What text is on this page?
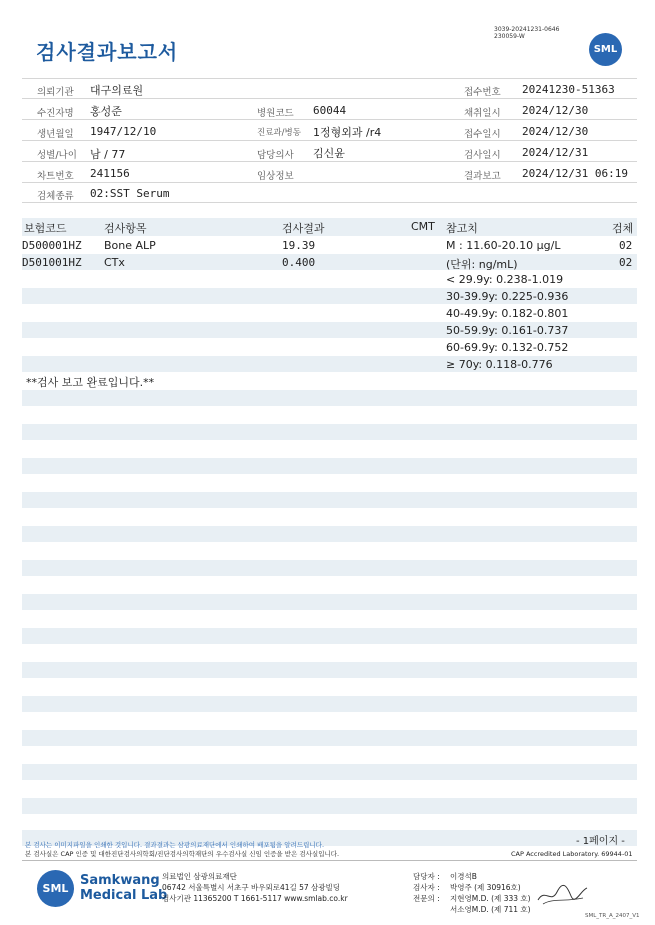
검사결과보고서
3039-20241231-0646
230059-W
SML
의뢰기관 대구의료원	접수번호 20241230-51363
수진자명 홍성준	병원코드 60044	채취일시 2024/12/30
생년월일 1947/12/10	진료과/병동 1정형외과 /r4	접수일시 2024/12/30
성별/나이 남 / 77	담당의사 김신윤	검사일시 2024/12/31
차트번호 241156	임상정보	결과보고 2024/12/31 06:19
검체종류 02:SST Serum
보험코드	검사항목	검사결과	CMT 참고치	검체
D500001HZ Bone ALP	19.39	M : 11.60-20.10 μg/L	02
D501001HZ CTx	0.400	(단위: ng/mL)	02
< 29.9y: 0.238-1.019
30-39.9y: 0.225-0.936
40-49.9y: 0.182-0.801
50-59.9y: 0.161-0.737
60-69.9y: 0.132-0.752
≥ 70y: 0.118-0.776
**검사 보고 완료입니다.**
- 1페이지 -
본 검사는 이미지파일을 인쇄한 것입니다. 결과결과는 삼광의료재단에서 인쇄하여 배포됨을 알려드립니다.
본 검사실은 CAP 인증 및 대한진단검사의학회/진단검사의학재단의 우수검사실 신임 인증을 받은 검사실입니다.	CAP Accredited Laboratory. 69944-01
SML
Samkwang
Medical Lab
의료법인 삼광의료재단
06742 서울특별시 서초구 바우뫼로41길 57 삼광빌딩
검사기관 11365200 T 1661-5117 www.smlab.co.kr
담당자 : 이경석B
검사자 : 박영주 (제 30916호)
전문의 : 지현영M.D. (제 333 호)
서소영M.D. (제 711 호)
SML_TR_A_2407_V1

◇ ◇ ◇ ◇ ◇ ◇ ◇

* _THE PROBLEM_: Write out every record above exactly as it stands, but leave out the pictures.

* _EXPECTED ANSWER_:
What text is on this page?
검사결과보고서
3039-20241231-0646
230059-W
SML
의뢰기관 대구의료원	접수번호 20241230-51363
수진자명 홍성준	병원코드 60044	채취일시 2024/12/30
생년월일 1947/12/10	진료과/병동 1정형외과 /r4	접수일시 2024/12/30
성별/나이 남 / 77	담당의사 김신윤	검사일시 2024/12/31
차트번호 241156	임상정보	결과보고 2024/12/31 06:19
검체종류 02:SST Serum
보험코드	검사항목	검사결과	CMT 참고치	검체
D500001HZ Bone ALP	19.39	M : 11.60-20.10 μg/L	02
D501001HZ CTx	0.400	(단위: ng/mL)	02
< 29.9y: 0.238-1.019
30-39.9y: 0.225-0.936
40-49.9y: 0.182-0.801
50-59.9y: 0.161-0.737
60-69.9y: 0.132-0.752
≥ 70y: 0.118-0.776
**검사 보고 완료입니다.**
- 1페이지 -
본 검사는 이미지파일을 인쇄한 것입니다. 결과결과는 삼광의료재단에서 인쇄하여 배포됨을 알려드립니다.
본 검사실은 CAP 인증 및 대한진단검사의학회/진단검사의학재단의 우수검사실 신임 인증을 받은 검사실입니다.	CAP Accredited Laboratory. 69944-01
SML
Samkwang
Medical Lab
의료법인 삼광의료재단
06742 서울특별시 서초구 바우뫼로41길 57 삼광빌딩
검사기관 11365200 T 1661-5117 www.smlab.co.kr
담당자 : 이경석B
검사자 : 박영주 (제 30916호)
전문의 : 지현영M.D. (제 333 호)
서소영M.D. (제 711 호)
SML_TR_A_2407_V1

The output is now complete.